======== Data to process

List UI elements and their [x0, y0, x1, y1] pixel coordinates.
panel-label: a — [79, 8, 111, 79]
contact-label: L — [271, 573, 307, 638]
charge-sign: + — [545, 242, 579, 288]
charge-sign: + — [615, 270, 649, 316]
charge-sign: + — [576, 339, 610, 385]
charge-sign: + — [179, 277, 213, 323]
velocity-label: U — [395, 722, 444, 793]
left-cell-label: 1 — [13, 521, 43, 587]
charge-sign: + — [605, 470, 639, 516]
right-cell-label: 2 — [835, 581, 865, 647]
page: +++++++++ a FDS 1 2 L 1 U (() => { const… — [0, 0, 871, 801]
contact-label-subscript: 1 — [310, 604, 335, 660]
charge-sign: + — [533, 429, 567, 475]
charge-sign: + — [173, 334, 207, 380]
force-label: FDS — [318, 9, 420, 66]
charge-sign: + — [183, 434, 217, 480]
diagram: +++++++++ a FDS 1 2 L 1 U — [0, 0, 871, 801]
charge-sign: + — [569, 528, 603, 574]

================

# Objective
Turn every line of the data above into a Markdown table with two columns, Row and Line, giving each line a row number and leaving out blank lines.

# Written response
| Row | Line |
|---|---|
| 1 | List UI elements and their [x0, y0, x1, y1] pixel coordinates. |
| 2 | panel-label: a — [79, 8, 111, 79] |
| 3 | contact-label: L — [271, 573, 307, 638] |
| 4 | charge-sign: + — [545, 242, 579, 288] |
| 5 | charge-sign: + — [615, 270, 649, 316] |
| 6 | charge-sign: + — [576, 339, 610, 385] |
| 7 | charge-sign: + — [179, 277, 213, 323] |
| 8 | velocity-label: U — [395, 722, 444, 793] |
| 9 | left-cell-label: 1 — [13, 521, 43, 587] |
| 10 | charge-sign: + — [605, 470, 639, 516] |
| 11 | right-cell-label: 2 — [835, 581, 865, 647] |
| 12 | page: +++++++++ a FDS 1 2 L 1 U (() => { const… — [0, 0, 871, 801] |
| 13 | contact-label-subscript: 1 — [310, 604, 335, 660] |
| 14 | charge-sign: + — [533, 429, 567, 475] |
| 15 | charge-sign: + — [173, 334, 207, 380] |
| 16 | force-label: FDS — [318, 9, 420, 66] |
| 17 | charge-sign: + — [183, 434, 217, 480] |
| 18 | diagram: +++++++++ a FDS 1 2 L 1 U — [0, 0, 871, 801] |
| 19 | charge-sign: + — [569, 528, 603, 574] |